GOAL:
From the listing below, return each line that includes "Language".

Stored data:
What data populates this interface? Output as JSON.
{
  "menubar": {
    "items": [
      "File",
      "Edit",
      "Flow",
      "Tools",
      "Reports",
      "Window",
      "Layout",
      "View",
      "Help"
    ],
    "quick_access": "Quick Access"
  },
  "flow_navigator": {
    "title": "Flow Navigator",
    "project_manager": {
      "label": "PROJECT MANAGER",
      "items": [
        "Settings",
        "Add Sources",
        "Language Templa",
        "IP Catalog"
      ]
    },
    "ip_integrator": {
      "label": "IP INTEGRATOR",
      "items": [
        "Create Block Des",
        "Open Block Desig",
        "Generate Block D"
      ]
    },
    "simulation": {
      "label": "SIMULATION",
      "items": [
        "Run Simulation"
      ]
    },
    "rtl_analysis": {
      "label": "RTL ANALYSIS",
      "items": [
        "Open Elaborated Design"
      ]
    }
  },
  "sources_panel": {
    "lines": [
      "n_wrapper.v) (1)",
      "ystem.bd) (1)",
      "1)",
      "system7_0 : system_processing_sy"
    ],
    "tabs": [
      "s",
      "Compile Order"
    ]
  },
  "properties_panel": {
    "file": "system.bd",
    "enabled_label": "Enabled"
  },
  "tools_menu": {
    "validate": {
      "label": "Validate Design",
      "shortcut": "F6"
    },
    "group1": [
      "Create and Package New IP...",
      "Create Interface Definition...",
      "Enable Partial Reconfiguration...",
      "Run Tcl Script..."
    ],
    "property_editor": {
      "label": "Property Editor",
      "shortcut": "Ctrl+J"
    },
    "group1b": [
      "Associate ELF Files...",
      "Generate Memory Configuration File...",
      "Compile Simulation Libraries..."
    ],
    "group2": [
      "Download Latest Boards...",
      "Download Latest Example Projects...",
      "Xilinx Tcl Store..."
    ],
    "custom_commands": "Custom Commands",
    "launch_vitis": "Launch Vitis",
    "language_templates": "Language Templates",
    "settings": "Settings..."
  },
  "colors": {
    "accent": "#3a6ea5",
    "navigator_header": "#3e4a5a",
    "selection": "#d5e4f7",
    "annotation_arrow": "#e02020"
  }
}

FULL RESPONSE:
        "Language Templa",
    "language_templates": "Language Templates",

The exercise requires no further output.